-- DATA SUPPLIED start --

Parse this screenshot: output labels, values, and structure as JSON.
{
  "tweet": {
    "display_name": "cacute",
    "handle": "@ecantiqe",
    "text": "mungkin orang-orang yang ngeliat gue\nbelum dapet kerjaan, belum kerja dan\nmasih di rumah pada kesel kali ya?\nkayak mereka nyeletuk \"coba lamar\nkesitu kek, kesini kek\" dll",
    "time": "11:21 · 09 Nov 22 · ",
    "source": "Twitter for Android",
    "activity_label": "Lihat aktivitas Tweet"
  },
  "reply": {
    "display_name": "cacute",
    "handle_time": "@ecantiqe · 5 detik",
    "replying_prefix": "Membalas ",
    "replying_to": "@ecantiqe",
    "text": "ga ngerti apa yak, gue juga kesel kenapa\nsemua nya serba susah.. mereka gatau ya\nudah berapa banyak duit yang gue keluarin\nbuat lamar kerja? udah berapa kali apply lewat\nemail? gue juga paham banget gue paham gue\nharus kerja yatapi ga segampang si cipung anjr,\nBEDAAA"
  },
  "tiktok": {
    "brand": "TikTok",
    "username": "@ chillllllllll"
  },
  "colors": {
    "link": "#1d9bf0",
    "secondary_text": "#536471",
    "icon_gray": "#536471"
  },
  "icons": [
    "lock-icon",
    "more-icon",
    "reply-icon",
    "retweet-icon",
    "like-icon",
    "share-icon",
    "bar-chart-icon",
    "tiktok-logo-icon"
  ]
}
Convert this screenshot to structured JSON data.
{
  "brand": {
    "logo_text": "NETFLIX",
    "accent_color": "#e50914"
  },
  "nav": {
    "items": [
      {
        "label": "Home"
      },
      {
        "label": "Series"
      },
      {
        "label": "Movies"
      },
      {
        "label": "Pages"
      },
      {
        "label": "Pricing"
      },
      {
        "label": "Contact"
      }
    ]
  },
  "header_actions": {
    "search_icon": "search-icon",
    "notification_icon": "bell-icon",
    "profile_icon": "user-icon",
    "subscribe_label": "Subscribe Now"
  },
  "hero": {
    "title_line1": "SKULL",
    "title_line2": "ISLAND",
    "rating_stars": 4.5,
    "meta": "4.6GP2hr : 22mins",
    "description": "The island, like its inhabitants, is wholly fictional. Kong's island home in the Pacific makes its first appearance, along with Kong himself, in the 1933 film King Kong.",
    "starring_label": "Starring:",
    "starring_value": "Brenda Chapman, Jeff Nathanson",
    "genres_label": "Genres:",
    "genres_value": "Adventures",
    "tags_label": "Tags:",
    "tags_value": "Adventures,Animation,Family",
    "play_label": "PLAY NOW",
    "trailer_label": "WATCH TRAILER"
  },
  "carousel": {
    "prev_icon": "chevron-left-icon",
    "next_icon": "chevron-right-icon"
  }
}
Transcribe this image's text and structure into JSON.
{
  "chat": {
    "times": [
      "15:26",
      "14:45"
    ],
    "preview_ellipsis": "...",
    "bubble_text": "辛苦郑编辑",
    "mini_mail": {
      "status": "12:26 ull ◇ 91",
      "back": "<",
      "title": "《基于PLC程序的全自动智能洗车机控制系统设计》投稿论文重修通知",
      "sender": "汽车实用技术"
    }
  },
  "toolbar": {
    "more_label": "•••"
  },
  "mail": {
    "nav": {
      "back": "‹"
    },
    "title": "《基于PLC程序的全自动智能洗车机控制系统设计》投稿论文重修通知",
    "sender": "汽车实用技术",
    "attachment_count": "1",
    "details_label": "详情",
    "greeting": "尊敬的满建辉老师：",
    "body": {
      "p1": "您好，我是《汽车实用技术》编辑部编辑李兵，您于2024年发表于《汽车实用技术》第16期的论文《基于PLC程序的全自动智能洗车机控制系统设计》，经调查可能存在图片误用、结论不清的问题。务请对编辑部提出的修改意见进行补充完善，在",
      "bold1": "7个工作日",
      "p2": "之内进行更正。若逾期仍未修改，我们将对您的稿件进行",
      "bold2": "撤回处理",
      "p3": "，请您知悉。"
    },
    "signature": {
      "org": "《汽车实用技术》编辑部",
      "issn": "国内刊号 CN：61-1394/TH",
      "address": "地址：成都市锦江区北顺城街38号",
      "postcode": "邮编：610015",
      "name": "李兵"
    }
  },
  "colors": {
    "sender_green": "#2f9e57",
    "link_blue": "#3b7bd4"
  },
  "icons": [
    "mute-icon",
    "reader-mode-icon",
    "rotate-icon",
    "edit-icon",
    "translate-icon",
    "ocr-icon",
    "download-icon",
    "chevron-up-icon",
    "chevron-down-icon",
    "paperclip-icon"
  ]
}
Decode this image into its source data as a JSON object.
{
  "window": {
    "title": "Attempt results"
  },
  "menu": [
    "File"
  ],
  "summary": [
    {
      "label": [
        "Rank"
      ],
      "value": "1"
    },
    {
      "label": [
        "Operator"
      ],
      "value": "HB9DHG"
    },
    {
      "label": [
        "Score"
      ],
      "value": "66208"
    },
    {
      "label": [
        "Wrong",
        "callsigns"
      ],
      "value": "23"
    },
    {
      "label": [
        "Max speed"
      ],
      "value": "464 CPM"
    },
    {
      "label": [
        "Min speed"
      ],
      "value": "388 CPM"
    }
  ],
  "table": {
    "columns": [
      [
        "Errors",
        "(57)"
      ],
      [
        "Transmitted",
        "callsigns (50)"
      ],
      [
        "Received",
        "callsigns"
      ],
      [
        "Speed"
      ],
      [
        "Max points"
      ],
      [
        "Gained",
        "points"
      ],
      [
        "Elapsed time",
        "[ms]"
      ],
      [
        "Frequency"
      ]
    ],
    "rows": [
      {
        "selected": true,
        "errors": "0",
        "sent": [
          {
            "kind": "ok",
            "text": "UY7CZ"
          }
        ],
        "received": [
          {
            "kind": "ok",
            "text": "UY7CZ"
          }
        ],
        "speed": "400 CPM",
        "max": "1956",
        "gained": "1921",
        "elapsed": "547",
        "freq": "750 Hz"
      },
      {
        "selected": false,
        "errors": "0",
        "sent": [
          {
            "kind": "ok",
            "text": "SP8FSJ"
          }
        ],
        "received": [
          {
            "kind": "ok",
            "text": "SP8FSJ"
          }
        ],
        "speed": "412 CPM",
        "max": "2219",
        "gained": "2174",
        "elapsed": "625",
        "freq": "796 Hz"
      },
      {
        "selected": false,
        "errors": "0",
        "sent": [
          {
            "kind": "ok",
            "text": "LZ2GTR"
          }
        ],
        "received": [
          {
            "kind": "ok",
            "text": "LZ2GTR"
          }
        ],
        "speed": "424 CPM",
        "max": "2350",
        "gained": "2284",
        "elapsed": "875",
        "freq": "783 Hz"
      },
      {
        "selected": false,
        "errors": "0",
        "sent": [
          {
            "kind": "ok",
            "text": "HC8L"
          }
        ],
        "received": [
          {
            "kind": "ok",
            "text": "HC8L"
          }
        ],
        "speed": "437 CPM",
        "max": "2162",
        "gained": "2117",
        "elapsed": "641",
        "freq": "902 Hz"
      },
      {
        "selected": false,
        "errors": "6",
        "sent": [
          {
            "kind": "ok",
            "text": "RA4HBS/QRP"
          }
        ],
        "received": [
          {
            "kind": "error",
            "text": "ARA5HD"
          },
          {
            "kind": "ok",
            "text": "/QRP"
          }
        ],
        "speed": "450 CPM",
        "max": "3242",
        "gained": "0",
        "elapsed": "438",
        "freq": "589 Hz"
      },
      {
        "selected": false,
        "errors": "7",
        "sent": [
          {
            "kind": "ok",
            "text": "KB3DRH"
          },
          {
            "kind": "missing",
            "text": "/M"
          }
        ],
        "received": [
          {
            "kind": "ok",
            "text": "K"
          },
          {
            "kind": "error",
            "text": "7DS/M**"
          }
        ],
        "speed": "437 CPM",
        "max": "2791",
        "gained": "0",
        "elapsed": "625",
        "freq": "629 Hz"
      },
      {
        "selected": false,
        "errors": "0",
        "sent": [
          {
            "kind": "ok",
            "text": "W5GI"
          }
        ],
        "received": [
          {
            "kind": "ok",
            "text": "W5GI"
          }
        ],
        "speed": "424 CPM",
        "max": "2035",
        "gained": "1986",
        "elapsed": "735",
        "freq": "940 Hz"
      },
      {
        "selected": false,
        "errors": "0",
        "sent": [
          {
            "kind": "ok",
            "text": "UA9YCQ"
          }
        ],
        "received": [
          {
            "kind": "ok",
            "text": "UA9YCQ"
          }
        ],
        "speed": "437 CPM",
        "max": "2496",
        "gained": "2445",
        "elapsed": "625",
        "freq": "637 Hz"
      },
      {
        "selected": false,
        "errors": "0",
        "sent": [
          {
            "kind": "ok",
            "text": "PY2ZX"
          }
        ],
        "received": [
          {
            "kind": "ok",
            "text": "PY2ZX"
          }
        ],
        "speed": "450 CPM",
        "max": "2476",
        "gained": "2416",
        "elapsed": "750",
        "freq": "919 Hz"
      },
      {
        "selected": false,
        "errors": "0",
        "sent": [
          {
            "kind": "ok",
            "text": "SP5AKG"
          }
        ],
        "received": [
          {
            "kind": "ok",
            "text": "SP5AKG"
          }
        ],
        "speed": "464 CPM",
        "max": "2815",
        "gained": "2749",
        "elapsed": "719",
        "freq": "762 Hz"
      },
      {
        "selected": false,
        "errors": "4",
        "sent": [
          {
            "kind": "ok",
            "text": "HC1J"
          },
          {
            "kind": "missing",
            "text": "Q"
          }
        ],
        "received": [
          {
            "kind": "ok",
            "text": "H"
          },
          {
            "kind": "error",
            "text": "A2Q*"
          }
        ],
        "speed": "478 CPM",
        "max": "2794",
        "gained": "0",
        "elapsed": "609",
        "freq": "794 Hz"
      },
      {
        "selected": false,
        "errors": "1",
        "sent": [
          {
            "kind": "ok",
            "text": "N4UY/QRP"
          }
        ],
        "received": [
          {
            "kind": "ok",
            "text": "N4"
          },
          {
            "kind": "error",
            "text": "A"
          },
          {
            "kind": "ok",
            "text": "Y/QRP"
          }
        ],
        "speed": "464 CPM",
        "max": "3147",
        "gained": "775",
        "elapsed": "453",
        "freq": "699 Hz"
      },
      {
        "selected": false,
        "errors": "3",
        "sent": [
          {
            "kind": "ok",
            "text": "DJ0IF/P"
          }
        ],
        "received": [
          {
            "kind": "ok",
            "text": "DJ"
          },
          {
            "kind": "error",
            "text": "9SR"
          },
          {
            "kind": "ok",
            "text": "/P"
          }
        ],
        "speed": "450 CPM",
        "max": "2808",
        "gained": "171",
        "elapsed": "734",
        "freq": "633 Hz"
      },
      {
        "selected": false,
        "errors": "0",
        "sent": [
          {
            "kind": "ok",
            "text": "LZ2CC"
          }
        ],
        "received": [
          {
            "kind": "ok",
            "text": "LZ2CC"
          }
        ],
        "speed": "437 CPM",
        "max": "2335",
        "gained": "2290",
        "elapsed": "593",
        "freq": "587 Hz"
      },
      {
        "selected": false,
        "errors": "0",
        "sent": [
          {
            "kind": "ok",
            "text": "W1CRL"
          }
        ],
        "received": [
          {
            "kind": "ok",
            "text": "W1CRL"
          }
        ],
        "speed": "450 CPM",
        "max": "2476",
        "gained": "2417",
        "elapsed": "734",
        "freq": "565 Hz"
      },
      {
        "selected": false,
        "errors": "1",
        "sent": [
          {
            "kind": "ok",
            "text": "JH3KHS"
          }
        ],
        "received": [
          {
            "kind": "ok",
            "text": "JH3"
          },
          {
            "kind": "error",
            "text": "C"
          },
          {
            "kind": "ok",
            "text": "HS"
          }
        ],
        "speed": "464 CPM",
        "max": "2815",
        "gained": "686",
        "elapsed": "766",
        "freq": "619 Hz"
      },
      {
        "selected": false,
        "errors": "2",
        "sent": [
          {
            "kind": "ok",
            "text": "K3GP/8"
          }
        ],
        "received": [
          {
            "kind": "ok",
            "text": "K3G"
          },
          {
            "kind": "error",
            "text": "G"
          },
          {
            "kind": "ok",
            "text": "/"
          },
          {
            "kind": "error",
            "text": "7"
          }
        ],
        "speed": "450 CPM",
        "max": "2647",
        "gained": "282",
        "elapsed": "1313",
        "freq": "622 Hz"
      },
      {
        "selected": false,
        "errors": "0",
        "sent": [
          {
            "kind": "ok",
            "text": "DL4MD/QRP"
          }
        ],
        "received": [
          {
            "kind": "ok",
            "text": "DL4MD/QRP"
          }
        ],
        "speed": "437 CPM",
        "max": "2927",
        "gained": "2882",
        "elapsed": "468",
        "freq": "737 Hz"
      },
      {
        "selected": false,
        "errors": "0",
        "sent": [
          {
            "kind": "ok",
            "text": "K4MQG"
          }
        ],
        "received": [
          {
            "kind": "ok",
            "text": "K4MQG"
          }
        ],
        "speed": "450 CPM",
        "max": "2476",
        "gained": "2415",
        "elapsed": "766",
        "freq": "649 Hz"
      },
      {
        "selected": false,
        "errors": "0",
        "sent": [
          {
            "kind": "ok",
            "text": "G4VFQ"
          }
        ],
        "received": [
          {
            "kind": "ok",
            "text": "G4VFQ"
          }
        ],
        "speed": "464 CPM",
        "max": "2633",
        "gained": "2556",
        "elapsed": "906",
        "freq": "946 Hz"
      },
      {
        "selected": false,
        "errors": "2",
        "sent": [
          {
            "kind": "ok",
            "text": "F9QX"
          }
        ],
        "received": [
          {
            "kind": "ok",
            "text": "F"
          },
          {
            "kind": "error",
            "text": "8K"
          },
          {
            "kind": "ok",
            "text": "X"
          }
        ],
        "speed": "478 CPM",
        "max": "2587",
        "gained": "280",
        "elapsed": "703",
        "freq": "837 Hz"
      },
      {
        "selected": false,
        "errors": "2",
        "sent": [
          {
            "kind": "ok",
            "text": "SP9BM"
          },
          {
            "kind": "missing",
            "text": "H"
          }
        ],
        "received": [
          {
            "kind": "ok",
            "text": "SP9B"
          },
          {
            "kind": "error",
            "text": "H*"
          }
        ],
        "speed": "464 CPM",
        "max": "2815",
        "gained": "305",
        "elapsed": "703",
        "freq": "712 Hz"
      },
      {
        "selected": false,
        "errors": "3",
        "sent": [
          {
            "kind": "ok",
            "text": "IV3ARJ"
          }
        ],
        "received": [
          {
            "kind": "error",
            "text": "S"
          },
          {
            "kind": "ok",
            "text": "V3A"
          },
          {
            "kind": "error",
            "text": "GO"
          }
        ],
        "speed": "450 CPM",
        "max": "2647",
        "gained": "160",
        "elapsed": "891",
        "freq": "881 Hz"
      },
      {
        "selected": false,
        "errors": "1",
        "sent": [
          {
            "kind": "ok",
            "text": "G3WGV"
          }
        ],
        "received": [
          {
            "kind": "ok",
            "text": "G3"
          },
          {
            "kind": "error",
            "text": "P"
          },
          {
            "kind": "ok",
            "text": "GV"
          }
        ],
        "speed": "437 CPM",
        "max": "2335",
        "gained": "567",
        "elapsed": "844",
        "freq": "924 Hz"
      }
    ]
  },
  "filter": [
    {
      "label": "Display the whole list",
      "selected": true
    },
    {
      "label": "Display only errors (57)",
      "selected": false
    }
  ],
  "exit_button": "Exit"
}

-- DATA SUPPLIED end --

**OBJECTIVE**
Track down the lines that include the word "基于PLC程序的全自动智能洗车机控制系统设计" and copy them.

**THE RESULT**
      "title": "《基于PLC程序的全自动智能洗车机控制系统设计》投稿论文重修通知",
    "title": "《基于PLC程序的全自动智能洗车机控制系统设计》投稿论文重修通知",
      "p1": "您好，我是《汽车实用技术》编辑部编辑李兵，您于2024年发表于《汽车实用技术》第16期的论文《基于PLC程序的全自动智能洗车机控制系统设计》，经调查可能存在图片误用、结论不清的问题。务请对编辑部提出的修改意见进行补充完善，在",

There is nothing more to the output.